**EXERCISE DATA**
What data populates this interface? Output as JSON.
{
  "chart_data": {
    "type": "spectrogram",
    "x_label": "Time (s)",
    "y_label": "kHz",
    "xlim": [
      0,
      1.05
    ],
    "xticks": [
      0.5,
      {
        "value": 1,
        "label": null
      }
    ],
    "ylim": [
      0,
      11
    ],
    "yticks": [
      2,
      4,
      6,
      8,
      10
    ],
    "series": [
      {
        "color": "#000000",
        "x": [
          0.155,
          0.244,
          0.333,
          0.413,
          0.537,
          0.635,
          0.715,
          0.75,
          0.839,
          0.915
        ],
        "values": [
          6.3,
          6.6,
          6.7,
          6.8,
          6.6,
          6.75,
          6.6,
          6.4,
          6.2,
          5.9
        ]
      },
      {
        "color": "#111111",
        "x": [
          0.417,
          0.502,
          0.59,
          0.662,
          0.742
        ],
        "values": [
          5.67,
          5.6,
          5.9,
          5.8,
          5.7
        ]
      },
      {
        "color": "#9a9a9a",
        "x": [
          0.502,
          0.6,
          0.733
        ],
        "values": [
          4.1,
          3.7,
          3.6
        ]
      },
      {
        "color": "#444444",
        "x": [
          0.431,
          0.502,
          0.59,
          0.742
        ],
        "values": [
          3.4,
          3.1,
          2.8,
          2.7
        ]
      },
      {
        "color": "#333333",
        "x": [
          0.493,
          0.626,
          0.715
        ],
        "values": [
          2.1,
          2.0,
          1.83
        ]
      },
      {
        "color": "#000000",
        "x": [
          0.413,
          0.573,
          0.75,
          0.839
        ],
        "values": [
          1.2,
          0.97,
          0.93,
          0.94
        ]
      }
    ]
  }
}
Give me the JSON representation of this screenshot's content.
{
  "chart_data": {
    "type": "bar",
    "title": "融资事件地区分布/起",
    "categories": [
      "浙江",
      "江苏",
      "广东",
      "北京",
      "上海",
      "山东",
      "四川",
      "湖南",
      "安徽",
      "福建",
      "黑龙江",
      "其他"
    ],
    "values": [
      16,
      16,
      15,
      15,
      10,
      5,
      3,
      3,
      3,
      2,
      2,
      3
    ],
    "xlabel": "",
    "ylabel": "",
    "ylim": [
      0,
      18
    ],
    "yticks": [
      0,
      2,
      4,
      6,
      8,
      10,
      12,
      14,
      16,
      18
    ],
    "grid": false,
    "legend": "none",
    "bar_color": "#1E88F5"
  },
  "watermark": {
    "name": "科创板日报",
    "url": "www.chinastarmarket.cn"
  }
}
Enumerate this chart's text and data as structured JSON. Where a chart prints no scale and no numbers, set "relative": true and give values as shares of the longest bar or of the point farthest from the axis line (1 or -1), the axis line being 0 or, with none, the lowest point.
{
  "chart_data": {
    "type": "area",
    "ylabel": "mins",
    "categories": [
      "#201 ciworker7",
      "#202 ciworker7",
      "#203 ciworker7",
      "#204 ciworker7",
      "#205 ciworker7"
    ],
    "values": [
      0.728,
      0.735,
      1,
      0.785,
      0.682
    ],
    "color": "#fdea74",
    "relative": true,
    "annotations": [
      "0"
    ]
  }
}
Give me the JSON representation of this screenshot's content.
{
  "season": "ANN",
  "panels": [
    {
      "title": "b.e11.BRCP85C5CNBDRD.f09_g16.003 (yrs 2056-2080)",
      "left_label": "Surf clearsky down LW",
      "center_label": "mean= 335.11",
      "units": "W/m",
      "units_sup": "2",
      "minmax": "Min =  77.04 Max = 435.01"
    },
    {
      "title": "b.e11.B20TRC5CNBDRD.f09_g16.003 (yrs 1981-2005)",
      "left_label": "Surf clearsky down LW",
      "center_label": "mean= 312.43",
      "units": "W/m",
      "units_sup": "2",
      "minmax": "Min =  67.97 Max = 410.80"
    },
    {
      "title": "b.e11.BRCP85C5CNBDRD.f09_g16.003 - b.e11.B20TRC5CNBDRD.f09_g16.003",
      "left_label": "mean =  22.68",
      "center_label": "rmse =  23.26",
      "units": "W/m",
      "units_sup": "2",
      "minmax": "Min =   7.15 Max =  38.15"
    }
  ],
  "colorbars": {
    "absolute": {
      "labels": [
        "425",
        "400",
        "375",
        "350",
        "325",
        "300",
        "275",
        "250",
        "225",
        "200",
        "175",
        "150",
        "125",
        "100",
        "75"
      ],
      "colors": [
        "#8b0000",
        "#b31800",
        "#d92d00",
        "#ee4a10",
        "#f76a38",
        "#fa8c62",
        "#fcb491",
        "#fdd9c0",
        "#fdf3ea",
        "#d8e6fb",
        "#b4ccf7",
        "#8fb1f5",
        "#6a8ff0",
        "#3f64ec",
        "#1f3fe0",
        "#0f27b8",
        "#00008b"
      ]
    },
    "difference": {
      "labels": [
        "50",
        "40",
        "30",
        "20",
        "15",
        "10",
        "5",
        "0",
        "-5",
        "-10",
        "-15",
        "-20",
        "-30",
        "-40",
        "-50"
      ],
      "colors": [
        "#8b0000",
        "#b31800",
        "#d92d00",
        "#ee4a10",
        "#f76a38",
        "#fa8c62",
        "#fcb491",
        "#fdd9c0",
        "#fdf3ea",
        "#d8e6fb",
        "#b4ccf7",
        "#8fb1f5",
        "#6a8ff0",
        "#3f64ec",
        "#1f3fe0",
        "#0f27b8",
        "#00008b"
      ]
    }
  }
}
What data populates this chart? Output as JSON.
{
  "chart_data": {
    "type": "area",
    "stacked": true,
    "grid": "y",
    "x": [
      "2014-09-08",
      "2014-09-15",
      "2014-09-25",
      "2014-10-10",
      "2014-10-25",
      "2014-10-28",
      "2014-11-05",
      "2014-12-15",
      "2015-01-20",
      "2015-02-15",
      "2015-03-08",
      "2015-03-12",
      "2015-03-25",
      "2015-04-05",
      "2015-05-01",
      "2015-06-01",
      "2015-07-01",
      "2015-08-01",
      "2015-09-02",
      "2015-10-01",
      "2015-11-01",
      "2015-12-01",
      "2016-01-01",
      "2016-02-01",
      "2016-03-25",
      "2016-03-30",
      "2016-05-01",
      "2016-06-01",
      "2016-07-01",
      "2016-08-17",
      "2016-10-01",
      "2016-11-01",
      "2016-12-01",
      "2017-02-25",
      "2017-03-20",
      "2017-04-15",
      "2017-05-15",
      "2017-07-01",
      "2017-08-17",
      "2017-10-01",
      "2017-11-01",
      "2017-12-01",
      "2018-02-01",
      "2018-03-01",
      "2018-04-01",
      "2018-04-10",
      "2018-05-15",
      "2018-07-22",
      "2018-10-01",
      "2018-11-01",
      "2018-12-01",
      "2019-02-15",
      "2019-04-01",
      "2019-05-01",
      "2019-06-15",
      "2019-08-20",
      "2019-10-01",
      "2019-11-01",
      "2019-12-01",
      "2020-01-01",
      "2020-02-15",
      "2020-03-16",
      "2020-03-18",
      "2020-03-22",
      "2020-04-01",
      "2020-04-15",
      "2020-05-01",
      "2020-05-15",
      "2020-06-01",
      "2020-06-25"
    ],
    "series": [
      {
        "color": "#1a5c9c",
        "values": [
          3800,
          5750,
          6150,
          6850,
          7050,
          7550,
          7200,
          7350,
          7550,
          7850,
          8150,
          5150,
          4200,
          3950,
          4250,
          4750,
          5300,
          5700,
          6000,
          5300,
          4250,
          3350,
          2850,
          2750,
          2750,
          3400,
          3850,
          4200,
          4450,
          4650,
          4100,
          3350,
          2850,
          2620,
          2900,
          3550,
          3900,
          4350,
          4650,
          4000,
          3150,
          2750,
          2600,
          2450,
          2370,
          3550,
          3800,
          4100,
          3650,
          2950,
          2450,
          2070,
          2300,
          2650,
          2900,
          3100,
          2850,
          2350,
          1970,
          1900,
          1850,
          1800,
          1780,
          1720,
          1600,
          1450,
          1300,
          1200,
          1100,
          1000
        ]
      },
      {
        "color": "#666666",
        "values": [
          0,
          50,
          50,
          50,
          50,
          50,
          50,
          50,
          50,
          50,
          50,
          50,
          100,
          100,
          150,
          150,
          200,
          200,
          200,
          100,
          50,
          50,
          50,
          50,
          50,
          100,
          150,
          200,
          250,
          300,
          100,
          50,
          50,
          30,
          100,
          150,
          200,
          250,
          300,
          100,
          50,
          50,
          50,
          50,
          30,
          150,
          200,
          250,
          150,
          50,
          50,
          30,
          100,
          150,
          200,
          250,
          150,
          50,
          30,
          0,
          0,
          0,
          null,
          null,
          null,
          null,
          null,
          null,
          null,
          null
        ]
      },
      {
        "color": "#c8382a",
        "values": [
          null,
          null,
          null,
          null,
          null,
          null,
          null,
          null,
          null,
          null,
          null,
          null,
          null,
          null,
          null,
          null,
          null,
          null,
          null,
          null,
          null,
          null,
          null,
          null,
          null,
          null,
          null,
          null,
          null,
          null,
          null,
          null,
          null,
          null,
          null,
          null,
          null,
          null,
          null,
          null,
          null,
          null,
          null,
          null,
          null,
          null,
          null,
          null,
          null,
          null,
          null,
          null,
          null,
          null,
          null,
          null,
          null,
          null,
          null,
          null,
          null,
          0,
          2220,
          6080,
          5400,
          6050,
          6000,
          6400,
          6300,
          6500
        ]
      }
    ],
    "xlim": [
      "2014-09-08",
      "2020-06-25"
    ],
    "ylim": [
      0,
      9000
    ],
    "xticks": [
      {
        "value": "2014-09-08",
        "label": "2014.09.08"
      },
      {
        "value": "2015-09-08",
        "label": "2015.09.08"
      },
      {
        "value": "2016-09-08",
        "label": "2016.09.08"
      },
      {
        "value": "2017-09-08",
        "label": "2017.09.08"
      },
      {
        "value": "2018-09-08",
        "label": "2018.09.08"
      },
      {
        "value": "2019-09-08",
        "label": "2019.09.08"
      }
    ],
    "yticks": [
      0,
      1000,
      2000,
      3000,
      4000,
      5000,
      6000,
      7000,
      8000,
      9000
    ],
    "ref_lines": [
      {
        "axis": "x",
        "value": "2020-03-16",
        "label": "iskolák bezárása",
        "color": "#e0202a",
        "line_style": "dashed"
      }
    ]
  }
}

**WHAT THE TASK REQUIRES**
Across all the entries, count the lines that contain the word "populates" and give the number by itself.

**WORKED ANSWER**
2